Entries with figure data
[start]

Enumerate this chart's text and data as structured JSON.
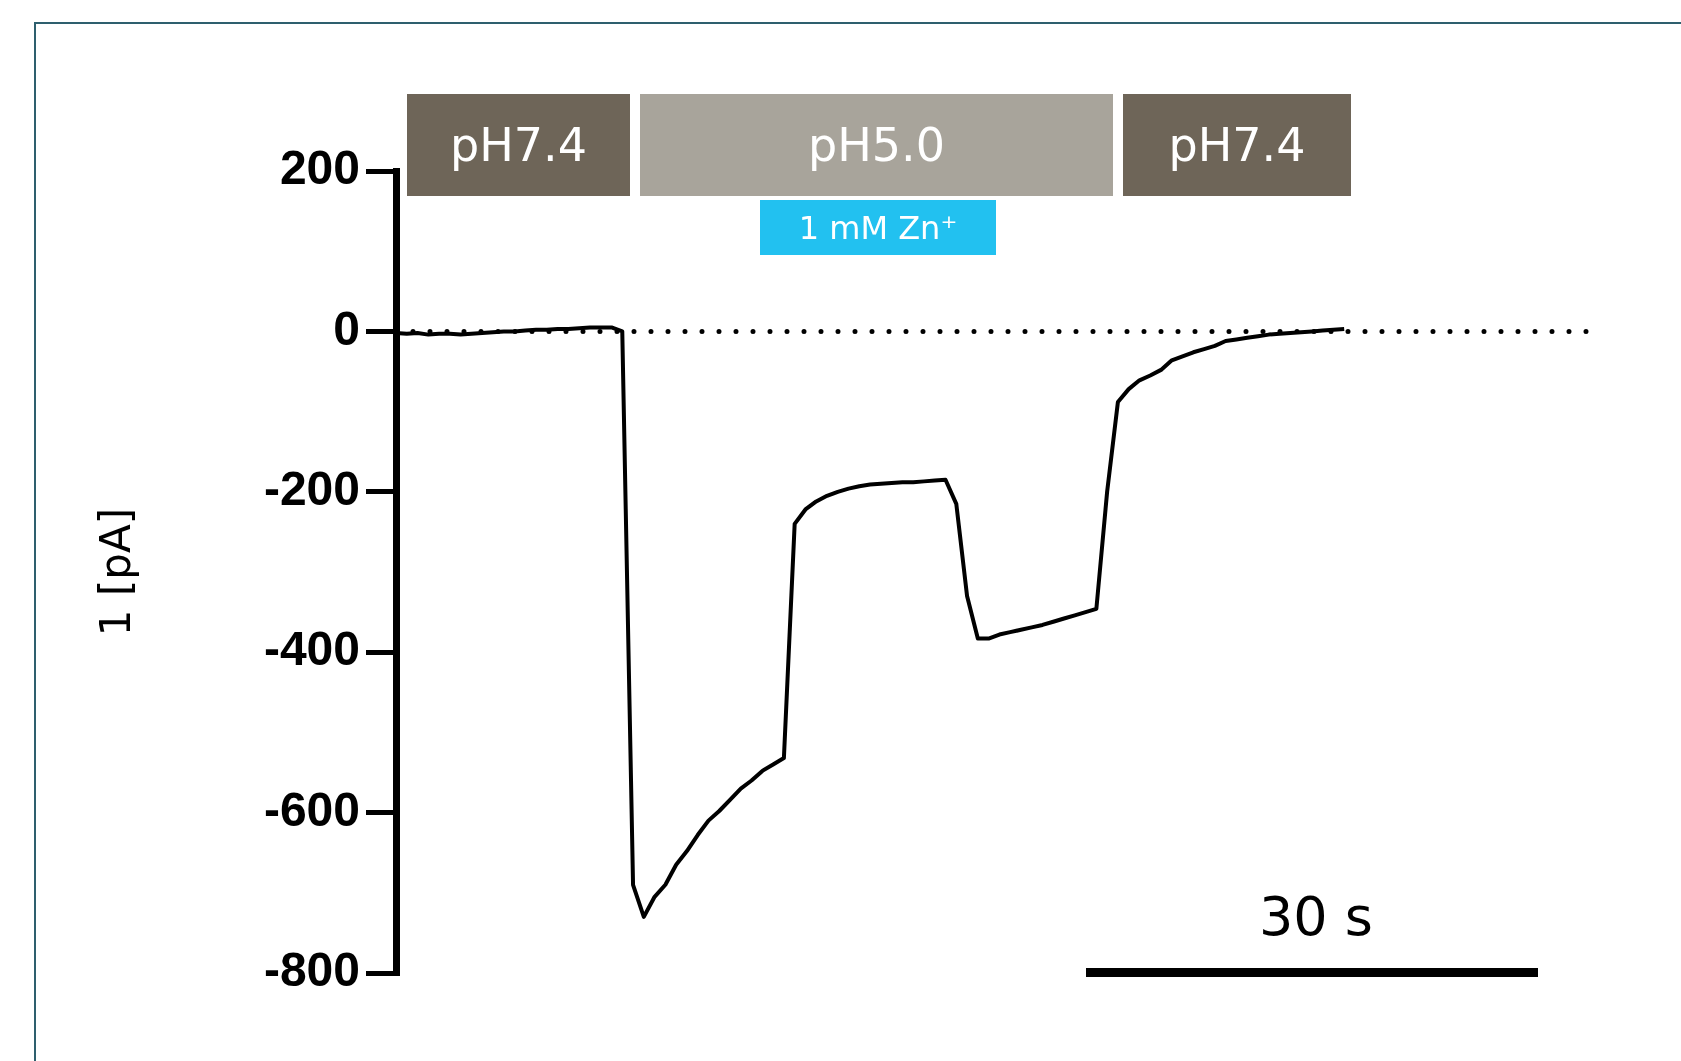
{
  "chart_data": {
    "type": "line",
    "ylabel": "1 [pA]",
    "ylim": [
      -800,
      200
    ],
    "yticks": [
      -800,
      -600,
      -400,
      -200,
      0,
      200
    ],
    "tick_labels": "y",
    "grid": false,
    "legend": false,
    "marker": "none",
    "categories": [
      null,
      null,
      null,
      null,
      null,
      null,
      null,
      null,
      null,
      null,
      null,
      null,
      null,
      null,
      null,
      null,
      null,
      null,
      null,
      null,
      null,
      null,
      null,
      null,
      null,
      null,
      null,
      null,
      null,
      null,
      null,
      null,
      null,
      null,
      null,
      null,
      null,
      null,
      null,
      null,
      null,
      null,
      null,
      null,
      null,
      null,
      null,
      null,
      null,
      null,
      null,
      null,
      null,
      null,
      null,
      null,
      null,
      null,
      null,
      null,
      null,
      null,
      null,
      null,
      null,
      null,
      null,
      null,
      null,
      null,
      null,
      null,
      null,
      null,
      null,
      null,
      null,
      null,
      null,
      null,
      null,
      null,
      null,
      null,
      null,
      null,
      null,
      null,
      null,
      null,
      null,
      null,
      null,
      null,
      null,
      null,
      null,
      null,
      null,
      null,
      null,
      null,
      null,
      null,
      null,
      null,
      null,
      null,
      null,
      null,
      null,
      null
    ],
    "series": [
      {
        "color": "#000000",
        "values": [
          -2,
          -3,
          -2,
          -4,
          -3,
          -3,
          -4,
          -3,
          -2,
          -1,
          0,
          0,
          1,
          2,
          2,
          3,
          3,
          4,
          5,
          5,
          5,
          0,
          -690,
          -730,
          -705,
          -690,
          -665,
          -648,
          -628,
          -610,
          -598,
          -584,
          -570,
          -560,
          -548,
          -540,
          -532,
          -240,
          -222,
          -212,
          -205,
          -200,
          -196,
          -193,
          -191,
          -190,
          -189,
          -188,
          -188,
          -187,
          -186,
          -185,
          -215,
          -330,
          -383,
          -383,
          -378,
          -375,
          -372,
          -369,
          -366,
          -362,
          -358,
          -354,
          -350,
          -346,
          -200,
          -88,
          -72,
          -61,
          -55,
          -48,
          -36,
          -31,
          -26,
          -22,
          -18,
          -12,
          -10,
          -8,
          -6,
          -4,
          -3,
          -2,
          -1,
          0,
          1,
          2,
          3,
          null,
          null,
          null,
          null,
          null,
          null,
          null,
          null,
          null,
          null,
          null,
          null,
          null,
          null,
          null,
          null,
          null,
          null,
          null,
          null,
          null,
          null,
          null
        ]
      }
    ],
    "ref_lines": [
      {
        "axis": "y",
        "value": 0,
        "line_style": "dotted",
        "color": "#000000"
      }
    ],
    "annotations": [
      "pH7.4",
      "pH5.0",
      "pH7.4",
      "1 mM Zn⁺",
      "30 s"
    ]
  }
}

[end]

Task: Leave the pictures out and output the rest of the listing exactly.

Completed exercise:
Enumerate this chart's text and data as structured JSON.
{
  "chart_data": {
    "type": "line",
    "ylabel": "1 [pA]",
    "ylim": [
      -800,
      200
    ],
    "yticks": [
      -800,
      -600,
      -400,
      -200,
      0,
      200
    ],
    "tick_labels": "y",
    "grid": false,
    "legend": false,
    "marker": "none",
    "categories": [
      null,
      null,
      null,
      null,
      null,
      null,
      null,
      null,
      null,
      null,
      null,
      null,
      null,
      null,
      null,
      null,
      null,
      null,
      null,
      null,
      null,
      null,
      null,
      null,
      null,
      null,
      null,
      null,
      null,
      null,
      null,
      null,
      null,
      null,
      null,
      null,
      null,
      null,
      null,
      null,
      null,
      null,
      null,
      null,
      null,
      null,
      null,
      null,
      null,
      null,
      null,
      null,
      null,
      null,
      null,
      null,
      null,
      null,
      null,
      null,
      null,
      null,
      null,
      null,
      null,
      null,
      null,
      null,
      null,
      null,
      null,
      null,
      null,
      null,
      null,
      null,
      null,
      null,
      null,
      null,
      null,
      null,
      null,
      null,
      null,
      null,
      null,
      null,
      null,
      null,
      null,
      null,
      null,
      null,
      null,
      null,
      null,
      null,
      null,
      null,
      null,
      null,
      null,
      null,
      null,
      null,
      null,
      null,
      null,
      null,
      null,
      null
    ],
    "series": [
      {
        "color": "#000000",
        "values": [
          -2,
          -3,
          -2,
          -4,
          -3,
          -3,
          -4,
          -3,
          -2,
          -1,
          0,
          0,
          1,
          2,
          2,
          3,
          3,
          4,
          5,
          5,
          5,
          0,
          -690,
          -730,
          -705,
          -690,
          -665,
          -648,
          -628,
          -610,
          -598,
          -584,
          -570,
          -560,
          -548,
          -540,
          -532,
          -240,
          -222,
          -212,
          -205,
          -200,
          -196,
          -193,
          -191,
          -190,
          -189,
          -188,
          -188,
          -187,
          -186,
          -185,
          -215,
          -330,
          -383,
          -383,
          -378,
          -375,
          -372,
          -369,
          -366,
          -362,
          -358,
          -354,
          -350,
          -346,
          -200,
          -88,
          -72,
          -61,
          -55,
          -48,
          -36,
          -31,
          -26,
          -22,
          -18,
          -12,
          -10,
          -8,
          -6,
          -4,
          -3,
          -2,
          -1,
          0,
          1,
          2,
          3,
          null,
          null,
          null,
          null,
          null,
          null,
          null,
          null,
          null,
          null,
          null,
          null,
          null,
          null,
          null,
          null,
          null,
          null,
          null,
          null,
          null,
          null,
          null
        ]
      }
    ],
    "ref_lines": [
      {
        "axis": "y",
        "value": 0,
        "line_style": "dotted",
        "color": "#000000"
      }
    ],
    "annotations": [
      "pH7.4",
      "pH5.0",
      "pH7.4",
      "1 mM Zn⁺",
      "30 s"
    ]
  }
}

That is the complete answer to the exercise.